**Request:**
The records below are made of lines; count those holding the word "title" and give the number only.
-------
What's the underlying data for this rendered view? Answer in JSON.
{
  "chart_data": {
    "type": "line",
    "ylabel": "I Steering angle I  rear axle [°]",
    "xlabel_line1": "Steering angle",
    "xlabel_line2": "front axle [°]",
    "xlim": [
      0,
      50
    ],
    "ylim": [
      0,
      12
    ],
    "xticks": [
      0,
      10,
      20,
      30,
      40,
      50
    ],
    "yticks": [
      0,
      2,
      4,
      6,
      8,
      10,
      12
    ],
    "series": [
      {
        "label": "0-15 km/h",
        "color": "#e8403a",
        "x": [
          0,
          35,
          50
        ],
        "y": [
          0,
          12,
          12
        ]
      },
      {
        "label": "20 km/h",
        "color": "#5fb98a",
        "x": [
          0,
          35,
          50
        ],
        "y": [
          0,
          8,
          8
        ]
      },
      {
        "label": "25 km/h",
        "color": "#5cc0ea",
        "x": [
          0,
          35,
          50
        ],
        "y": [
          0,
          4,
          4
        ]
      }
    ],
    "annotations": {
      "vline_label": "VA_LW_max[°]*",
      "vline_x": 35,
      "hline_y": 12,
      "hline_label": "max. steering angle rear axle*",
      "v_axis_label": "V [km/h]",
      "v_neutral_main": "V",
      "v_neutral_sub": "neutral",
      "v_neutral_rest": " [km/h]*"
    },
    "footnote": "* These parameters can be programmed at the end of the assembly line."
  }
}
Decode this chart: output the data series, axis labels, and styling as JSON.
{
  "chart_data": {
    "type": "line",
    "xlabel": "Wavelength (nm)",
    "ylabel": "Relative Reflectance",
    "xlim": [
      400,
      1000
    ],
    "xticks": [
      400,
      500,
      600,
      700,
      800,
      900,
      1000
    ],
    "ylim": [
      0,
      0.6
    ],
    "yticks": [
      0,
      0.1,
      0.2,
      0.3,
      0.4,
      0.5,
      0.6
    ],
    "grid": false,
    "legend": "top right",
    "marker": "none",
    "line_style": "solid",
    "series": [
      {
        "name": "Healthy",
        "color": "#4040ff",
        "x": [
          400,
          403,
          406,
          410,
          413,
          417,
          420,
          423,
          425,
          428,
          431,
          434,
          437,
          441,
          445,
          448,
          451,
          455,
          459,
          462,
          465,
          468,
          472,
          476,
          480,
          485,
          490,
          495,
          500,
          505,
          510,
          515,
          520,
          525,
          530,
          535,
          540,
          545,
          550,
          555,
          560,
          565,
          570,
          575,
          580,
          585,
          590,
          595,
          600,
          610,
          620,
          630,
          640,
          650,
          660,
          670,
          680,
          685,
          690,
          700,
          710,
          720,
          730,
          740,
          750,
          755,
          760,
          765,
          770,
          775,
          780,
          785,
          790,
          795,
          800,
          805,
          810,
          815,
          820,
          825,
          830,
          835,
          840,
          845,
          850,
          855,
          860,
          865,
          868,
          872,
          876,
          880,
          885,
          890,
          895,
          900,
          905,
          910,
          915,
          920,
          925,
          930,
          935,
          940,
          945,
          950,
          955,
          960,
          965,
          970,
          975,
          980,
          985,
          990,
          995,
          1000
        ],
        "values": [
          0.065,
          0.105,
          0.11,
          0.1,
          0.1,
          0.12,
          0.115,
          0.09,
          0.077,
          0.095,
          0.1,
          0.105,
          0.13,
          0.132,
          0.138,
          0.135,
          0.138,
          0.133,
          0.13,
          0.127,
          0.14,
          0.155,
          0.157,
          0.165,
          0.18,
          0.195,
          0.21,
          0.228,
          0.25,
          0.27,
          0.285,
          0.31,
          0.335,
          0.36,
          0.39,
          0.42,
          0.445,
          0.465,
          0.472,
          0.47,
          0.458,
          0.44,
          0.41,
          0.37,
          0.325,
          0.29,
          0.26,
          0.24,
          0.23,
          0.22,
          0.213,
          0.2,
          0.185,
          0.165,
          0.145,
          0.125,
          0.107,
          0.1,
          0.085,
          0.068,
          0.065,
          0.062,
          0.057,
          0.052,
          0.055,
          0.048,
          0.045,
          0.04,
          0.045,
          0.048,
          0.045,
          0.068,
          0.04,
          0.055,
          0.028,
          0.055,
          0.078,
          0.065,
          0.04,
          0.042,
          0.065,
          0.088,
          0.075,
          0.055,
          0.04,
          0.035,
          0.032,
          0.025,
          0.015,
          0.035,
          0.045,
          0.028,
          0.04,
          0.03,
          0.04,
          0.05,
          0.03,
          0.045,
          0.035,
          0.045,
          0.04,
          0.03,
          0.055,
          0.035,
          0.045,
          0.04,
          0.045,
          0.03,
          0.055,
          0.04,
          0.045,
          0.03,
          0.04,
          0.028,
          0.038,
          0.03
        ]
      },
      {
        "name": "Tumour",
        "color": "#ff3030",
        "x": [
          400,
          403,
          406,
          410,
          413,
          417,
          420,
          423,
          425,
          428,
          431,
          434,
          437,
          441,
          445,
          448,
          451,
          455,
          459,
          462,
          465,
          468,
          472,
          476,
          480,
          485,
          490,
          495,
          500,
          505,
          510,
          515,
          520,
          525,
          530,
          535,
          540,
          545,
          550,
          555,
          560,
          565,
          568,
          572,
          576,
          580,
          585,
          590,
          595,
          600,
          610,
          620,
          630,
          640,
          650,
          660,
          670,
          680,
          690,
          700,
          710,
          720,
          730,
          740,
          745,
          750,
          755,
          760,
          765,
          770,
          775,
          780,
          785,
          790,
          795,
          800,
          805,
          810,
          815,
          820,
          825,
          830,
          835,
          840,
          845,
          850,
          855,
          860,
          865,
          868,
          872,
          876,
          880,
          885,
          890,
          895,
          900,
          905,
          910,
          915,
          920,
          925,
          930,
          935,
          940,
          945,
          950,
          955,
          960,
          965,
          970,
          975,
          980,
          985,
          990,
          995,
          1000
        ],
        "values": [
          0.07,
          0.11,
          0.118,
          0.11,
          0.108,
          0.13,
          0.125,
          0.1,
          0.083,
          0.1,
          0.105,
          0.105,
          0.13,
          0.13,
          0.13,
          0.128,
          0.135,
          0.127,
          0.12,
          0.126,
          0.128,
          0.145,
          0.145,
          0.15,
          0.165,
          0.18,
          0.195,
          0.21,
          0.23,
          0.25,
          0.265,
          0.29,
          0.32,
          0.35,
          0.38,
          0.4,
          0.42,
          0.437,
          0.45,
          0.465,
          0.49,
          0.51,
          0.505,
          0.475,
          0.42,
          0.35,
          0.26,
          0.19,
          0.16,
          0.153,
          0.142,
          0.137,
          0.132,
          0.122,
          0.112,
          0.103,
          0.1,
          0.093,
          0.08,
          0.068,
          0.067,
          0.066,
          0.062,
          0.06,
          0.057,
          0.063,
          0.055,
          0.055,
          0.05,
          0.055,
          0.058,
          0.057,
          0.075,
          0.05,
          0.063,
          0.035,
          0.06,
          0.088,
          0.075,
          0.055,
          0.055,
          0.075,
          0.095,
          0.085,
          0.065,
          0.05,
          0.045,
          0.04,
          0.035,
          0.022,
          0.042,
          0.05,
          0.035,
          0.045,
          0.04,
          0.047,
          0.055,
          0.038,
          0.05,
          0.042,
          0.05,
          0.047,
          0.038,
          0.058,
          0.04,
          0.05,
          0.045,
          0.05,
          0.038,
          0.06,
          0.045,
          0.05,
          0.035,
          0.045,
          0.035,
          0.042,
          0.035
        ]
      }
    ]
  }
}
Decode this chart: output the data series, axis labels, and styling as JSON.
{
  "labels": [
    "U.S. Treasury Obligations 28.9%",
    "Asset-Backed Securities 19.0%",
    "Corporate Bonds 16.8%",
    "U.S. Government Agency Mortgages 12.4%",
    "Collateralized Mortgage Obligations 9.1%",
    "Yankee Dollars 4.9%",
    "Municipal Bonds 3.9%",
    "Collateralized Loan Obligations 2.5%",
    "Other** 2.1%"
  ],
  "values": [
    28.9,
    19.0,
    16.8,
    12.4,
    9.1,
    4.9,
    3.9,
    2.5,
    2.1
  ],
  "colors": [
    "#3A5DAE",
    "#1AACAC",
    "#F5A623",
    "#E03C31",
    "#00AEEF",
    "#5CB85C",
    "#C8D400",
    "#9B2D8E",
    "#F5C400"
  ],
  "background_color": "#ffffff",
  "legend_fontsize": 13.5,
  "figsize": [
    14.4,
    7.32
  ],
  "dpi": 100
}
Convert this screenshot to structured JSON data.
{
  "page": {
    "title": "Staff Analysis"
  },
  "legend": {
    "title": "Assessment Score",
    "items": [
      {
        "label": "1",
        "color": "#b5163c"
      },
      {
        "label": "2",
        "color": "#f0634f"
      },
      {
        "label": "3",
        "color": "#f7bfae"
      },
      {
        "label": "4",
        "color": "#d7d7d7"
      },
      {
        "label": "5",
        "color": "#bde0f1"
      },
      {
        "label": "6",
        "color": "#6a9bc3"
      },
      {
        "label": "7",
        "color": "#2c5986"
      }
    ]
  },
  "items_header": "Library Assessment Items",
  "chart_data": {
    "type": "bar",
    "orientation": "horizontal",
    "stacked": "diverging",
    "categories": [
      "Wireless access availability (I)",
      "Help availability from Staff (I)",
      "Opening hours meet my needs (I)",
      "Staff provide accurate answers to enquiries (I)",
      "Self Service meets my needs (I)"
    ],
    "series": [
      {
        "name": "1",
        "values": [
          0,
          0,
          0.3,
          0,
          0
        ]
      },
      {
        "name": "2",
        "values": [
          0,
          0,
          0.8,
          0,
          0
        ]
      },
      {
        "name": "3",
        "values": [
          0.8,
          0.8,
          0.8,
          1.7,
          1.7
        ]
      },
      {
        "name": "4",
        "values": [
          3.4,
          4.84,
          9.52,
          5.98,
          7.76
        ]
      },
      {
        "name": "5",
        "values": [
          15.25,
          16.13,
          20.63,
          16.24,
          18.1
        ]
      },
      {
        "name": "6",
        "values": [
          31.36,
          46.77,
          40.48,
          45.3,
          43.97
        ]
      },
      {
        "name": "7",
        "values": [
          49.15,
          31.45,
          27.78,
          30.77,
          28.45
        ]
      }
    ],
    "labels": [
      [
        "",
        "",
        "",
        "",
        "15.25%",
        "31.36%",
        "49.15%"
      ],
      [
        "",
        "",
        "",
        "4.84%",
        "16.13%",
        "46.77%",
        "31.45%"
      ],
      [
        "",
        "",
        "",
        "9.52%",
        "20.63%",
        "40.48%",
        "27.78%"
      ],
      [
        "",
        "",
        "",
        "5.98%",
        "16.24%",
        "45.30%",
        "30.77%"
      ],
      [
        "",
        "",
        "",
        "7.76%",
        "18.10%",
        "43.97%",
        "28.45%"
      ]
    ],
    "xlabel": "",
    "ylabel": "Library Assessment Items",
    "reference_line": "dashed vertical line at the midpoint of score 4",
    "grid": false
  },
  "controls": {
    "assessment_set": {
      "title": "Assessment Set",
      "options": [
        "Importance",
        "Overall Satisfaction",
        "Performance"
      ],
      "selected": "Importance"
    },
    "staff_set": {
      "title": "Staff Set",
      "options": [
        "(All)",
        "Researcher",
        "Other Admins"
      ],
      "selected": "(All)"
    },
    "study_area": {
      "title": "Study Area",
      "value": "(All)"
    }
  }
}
-------
**Output below:**
5